Data entries for graphics
++++++++++++++++++++
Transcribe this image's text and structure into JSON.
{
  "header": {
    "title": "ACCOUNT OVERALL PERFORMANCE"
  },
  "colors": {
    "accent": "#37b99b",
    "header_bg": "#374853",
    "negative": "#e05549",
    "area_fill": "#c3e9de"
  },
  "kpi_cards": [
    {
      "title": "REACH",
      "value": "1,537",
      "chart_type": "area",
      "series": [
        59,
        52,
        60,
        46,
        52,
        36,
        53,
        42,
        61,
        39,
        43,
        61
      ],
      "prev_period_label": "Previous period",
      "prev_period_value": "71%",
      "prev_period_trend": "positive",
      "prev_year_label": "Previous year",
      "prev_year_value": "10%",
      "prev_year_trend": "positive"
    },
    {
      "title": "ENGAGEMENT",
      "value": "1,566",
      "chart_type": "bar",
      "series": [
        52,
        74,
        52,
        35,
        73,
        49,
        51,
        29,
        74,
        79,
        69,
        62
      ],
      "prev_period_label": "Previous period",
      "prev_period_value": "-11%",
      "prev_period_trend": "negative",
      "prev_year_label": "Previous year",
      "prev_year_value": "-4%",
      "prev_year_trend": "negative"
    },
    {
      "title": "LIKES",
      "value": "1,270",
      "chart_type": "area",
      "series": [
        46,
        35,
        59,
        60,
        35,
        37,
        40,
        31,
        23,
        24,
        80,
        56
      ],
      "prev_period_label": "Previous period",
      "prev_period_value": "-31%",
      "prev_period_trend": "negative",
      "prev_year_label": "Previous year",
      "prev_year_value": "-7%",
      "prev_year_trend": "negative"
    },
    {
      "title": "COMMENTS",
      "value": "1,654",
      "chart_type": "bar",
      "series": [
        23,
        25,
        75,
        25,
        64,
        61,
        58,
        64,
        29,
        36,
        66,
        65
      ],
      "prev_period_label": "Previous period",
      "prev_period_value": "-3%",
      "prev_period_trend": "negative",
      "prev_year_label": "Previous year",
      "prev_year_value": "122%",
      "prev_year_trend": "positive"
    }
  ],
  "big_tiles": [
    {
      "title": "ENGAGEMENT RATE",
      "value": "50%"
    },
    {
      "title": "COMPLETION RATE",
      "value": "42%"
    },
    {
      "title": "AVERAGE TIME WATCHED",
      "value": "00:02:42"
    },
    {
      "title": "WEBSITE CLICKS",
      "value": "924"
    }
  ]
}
++++++++++++++++++++
What you need to do » Return all of the entries exactly as written.

Full output »
Transcribe this image's text and structure into JSON.
{
  "header": {
    "title": "ACCOUNT OVERALL PERFORMANCE"
  },
  "colors": {
    "accent": "#37b99b",
    "header_bg": "#374853",
    "negative": "#e05549",
    "area_fill": "#c3e9de"
  },
  "kpi_cards": [
    {
      "title": "REACH",
      "value": "1,537",
      "chart_type": "area",
      "series": [
        59,
        52,
        60,
        46,
        52,
        36,
        53,
        42,
        61,
        39,
        43,
        61
      ],
      "prev_period_label": "Previous period",
      "prev_period_value": "71%",
      "prev_period_trend": "positive",
      "prev_year_label": "Previous year",
      "prev_year_value": "10%",
      "prev_year_trend": "positive"
    },
    {
      "title": "ENGAGEMENT",
      "value": "1,566",
      "chart_type": "bar",
      "series": [
        52,
        74,
        52,
        35,
        73,
        49,
        51,
        29,
        74,
        79,
        69,
        62
      ],
      "prev_period_label": "Previous period",
      "prev_period_value": "-11%",
      "prev_period_trend": "negative",
      "prev_year_label": "Previous year",
      "prev_year_value": "-4%",
      "prev_year_trend": "negative"
    },
    {
      "title": "LIKES",
      "value": "1,270",
      "chart_type": "area",
      "series": [
        46,
        35,
        59,
        60,
        35,
        37,
        40,
        31,
        23,
        24,
        80,
        56
      ],
      "prev_period_label": "Previous period",
      "prev_period_value": "-31%",
      "prev_period_trend": "negative",
      "prev_year_label": "Previous year",
      "prev_year_value": "-7%",
      "prev_year_trend": "negative"
    },
    {
      "title": "COMMENTS",
      "value": "1,654",
      "chart_type": "bar",
      "series": [
        23,
        25,
        75,
        25,
        64,
        61,
        58,
        64,
        29,
        36,
        66,
        65
      ],
      "prev_period_label": "Previous period",
      "prev_period_value": "-3%",
      "prev_period_trend": "negative",
      "prev_year_label": "Previous year",
      "prev_year_value": "122%",
      "prev_year_trend": "positive"
    }
  ],
  "big_tiles": [
    {
      "title": "ENGAGEMENT RATE",
      "value": "50%"
    },
    {
      "title": "COMPLETION RATE",
      "value": "42%"
    },
    {
      "title": "AVERAGE TIME WATCHED",
      "value": "00:02:42"
    },
    {
      "title": "WEBSITE CLICKS",
      "value": "924"
    }
  ]
}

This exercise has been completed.